▶ **Collected data entries**:
= = = = =

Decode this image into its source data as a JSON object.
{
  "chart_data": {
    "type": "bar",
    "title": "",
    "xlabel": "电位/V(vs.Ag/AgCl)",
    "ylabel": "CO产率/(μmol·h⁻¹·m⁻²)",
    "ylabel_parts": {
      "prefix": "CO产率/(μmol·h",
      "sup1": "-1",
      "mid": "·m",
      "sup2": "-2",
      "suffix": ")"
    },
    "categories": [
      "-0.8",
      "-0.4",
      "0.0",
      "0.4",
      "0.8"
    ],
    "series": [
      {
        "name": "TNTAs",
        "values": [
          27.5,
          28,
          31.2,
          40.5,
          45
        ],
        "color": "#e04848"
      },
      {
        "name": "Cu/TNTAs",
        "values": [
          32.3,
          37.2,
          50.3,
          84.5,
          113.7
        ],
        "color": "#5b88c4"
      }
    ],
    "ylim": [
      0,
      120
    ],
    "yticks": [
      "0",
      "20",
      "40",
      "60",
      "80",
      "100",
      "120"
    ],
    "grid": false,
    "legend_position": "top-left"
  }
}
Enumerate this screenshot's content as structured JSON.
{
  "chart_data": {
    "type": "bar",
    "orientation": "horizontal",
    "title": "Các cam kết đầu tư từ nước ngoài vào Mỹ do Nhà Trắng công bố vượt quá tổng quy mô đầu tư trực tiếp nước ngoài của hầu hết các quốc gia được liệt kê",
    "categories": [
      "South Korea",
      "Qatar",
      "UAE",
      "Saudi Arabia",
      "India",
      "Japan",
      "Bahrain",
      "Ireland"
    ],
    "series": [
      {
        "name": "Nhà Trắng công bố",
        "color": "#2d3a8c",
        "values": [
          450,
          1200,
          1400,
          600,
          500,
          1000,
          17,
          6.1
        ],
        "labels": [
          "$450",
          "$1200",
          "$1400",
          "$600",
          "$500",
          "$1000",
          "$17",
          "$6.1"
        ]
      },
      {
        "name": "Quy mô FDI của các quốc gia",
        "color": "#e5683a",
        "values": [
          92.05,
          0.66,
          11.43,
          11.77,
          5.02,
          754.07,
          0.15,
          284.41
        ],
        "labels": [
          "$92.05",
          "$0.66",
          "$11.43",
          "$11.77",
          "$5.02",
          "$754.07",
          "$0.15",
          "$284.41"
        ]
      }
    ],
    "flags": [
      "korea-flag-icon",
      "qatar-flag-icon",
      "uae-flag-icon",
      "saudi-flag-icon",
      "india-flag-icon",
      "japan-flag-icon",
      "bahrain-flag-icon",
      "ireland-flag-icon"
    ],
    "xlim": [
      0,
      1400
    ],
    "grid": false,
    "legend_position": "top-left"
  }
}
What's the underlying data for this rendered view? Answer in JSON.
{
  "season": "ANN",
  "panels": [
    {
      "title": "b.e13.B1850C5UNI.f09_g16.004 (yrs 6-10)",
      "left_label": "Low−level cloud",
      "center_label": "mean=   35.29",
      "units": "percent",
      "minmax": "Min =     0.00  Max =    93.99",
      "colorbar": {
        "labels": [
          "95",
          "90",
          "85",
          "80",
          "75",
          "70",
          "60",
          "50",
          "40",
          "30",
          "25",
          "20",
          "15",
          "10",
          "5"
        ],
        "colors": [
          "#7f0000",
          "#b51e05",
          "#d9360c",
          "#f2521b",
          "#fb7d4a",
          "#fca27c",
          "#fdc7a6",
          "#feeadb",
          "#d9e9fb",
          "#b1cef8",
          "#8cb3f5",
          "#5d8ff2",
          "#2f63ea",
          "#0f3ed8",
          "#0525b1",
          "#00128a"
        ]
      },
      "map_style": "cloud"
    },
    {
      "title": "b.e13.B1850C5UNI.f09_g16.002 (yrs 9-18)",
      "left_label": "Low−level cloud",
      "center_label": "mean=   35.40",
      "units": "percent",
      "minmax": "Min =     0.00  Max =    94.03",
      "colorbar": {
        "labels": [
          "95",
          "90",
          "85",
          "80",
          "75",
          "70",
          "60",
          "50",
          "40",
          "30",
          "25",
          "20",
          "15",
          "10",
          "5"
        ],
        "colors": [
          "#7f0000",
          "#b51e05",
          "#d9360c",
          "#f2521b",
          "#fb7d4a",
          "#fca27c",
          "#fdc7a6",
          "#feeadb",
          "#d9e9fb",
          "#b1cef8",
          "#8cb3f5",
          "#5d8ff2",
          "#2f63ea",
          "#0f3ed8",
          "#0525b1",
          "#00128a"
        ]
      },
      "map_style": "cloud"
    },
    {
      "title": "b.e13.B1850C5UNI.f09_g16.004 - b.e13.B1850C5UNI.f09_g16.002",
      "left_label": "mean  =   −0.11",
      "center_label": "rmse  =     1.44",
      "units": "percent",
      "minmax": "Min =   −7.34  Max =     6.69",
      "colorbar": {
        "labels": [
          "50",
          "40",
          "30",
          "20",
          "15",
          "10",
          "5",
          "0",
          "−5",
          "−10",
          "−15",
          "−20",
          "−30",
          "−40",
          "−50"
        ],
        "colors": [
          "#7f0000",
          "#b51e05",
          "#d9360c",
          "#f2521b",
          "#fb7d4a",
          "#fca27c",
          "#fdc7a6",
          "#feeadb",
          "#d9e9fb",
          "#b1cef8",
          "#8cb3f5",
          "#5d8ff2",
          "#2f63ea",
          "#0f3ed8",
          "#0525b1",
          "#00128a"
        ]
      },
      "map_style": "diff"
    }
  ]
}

= = = = =

▶ **BRIEF**: Restate the whole listing exactly, leaving out nothing.

▶ **RESULT FOR THIS EXERCISE**:
Decode this image into its source data as a JSON object.
{
  "chart_data": {
    "type": "bar",
    "title": "",
    "xlabel": "电位/V(vs.Ag/AgCl)",
    "ylabel": "CO产率/(μmol·h⁻¹·m⁻²)",
    "ylabel_parts": {
      "prefix": "CO产率/(μmol·h",
      "sup1": "-1",
      "mid": "·m",
      "sup2": "-2",
      "suffix": ")"
    },
    "categories": [
      "-0.8",
      "-0.4",
      "0.0",
      "0.4",
      "0.8"
    ],
    "series": [
      {
        "name": "TNTAs",
        "values": [
          27.5,
          28,
          31.2,
          40.5,
          45
        ],
        "color": "#e04848"
      },
      {
        "name": "Cu/TNTAs",
        "values": [
          32.3,
          37.2,
          50.3,
          84.5,
          113.7
        ],
        "color": "#5b88c4"
      }
    ],
    "ylim": [
      0,
      120
    ],
    "yticks": [
      "0",
      "20",
      "40",
      "60",
      "80",
      "100",
      "120"
    ],
    "grid": false,
    "legend_position": "top-left"
  }
}
Enumerate this screenshot's content as structured JSON.
{
  "chart_data": {
    "type": "bar",
    "orientation": "horizontal",
    "title": "Các cam kết đầu tư từ nước ngoài vào Mỹ do Nhà Trắng công bố vượt quá tổng quy mô đầu tư trực tiếp nước ngoài của hầu hết các quốc gia được liệt kê",
    "categories": [
      "South Korea",
      "Qatar",
      "UAE",
      "Saudi Arabia",
      "India",
      "Japan",
      "Bahrain",
      "Ireland"
    ],
    "series": [
      {
        "name": "Nhà Trắng công bố",
        "color": "#2d3a8c",
        "values": [
          450,
          1200,
          1400,
          600,
          500,
          1000,
          17,
          6.1
        ],
        "labels": [
          "$450",
          "$1200",
          "$1400",
          "$600",
          "$500",
          "$1000",
          "$17",
          "$6.1"
        ]
      },
      {
        "name": "Quy mô FDI của các quốc gia",
        "color": "#e5683a",
        "values": [
          92.05,
          0.66,
          11.43,
          11.77,
          5.02,
          754.07,
          0.15,
          284.41
        ],
        "labels": [
          "$92.05",
          "$0.66",
          "$11.43",
          "$11.77",
          "$5.02",
          "$754.07",
          "$0.15",
          "$284.41"
        ]
      }
    ],
    "flags": [
      "korea-flag-icon",
      "qatar-flag-icon",
      "uae-flag-icon",
      "saudi-flag-icon",
      "india-flag-icon",
      "japan-flag-icon",
      "bahrain-flag-icon",
      "ireland-flag-icon"
    ],
    "xlim": [
      0,
      1400
    ],
    "grid": false,
    "legend_position": "top-left"
  }
}
What's the underlying data for this rendered view? Answer in JSON.
{
  "season": "ANN",
  "panels": [
    {
      "title": "b.e13.B1850C5UNI.f09_g16.004 (yrs 6-10)",
      "left_label": "Low−level cloud",
      "center_label": "mean=   35.29",
      "units": "percent",
      "minmax": "Min =     0.00  Max =    93.99",
      "colorbar": {
        "labels": [
          "95",
          "90",
          "85",
          "80",
          "75",
          "70",
          "60",
          "50",
          "40",
          "30",
          "25",
          "20",
          "15",
          "10",
          "5"
        ],
        "colors": [
          "#7f0000",
          "#b51e05",
          "#d9360c",
          "#f2521b",
          "#fb7d4a",
          "#fca27c",
          "#fdc7a6",
          "#feeadb",
          "#d9e9fb",
          "#b1cef8",
          "#8cb3f5",
          "#5d8ff2",
          "#2f63ea",
          "#0f3ed8",
          "#0525b1",
          "#00128a"
        ]
      },
      "map_style": "cloud"
    },
    {
      "title": "b.e13.B1850C5UNI.f09_g16.002 (yrs 9-18)",
      "left_label": "Low−level cloud",
      "center_label": "mean=   35.40",
      "units": "percent",
      "minmax": "Min =     0.00  Max =    94.03",
      "colorbar": {
        "labels": [
          "95",
          "90",
          "85",
          "80",
          "75",
          "70",
          "60",
          "50",
          "40",
          "30",
          "25",
          "20",
          "15",
          "10",
          "5"
        ],
        "colors": [
          "#7f0000",
          "#b51e05",
          "#d9360c",
          "#f2521b",
          "#fb7d4a",
          "#fca27c",
          "#fdc7a6",
          "#feeadb",
          "#d9e9fb",
          "#b1cef8",
          "#8cb3f5",
          "#5d8ff2",
          "#2f63ea",
          "#0f3ed8",
          "#0525b1",
          "#00128a"
        ]
      },
      "map_style": "cloud"
    },
    {
      "title": "b.e13.B1850C5UNI.f09_g16.004 - b.e13.B1850C5UNI.f09_g16.002",
      "left_label": "mean  =   −0.11",
      "center_label": "rmse  =     1.44",
      "units": "percent",
      "minmax": "Min =   −7.34  Max =     6.69",
      "colorbar": {
        "labels": [
          "50",
          "40",
          "30",
          "20",
          "15",
          "10",
          "5",
          "0",
          "−5",
          "−10",
          "−15",
          "−20",
          "−30",
          "−40",
          "−50"
        ],
        "colors": [
          "#7f0000",
          "#b51e05",
          "#d9360c",
          "#f2521b",
          "#fb7d4a",
          "#fca27c",
          "#fdc7a6",
          "#feeadb",
          "#d9e9fb",
          "#b1cef8",
          "#8cb3f5",
          "#5d8ff2",
          "#2f63ea",
          "#0f3ed8",
          "#0525b1",
          "#00128a"
        ]
      },
      "map_style": "diff"
    }
  ]
}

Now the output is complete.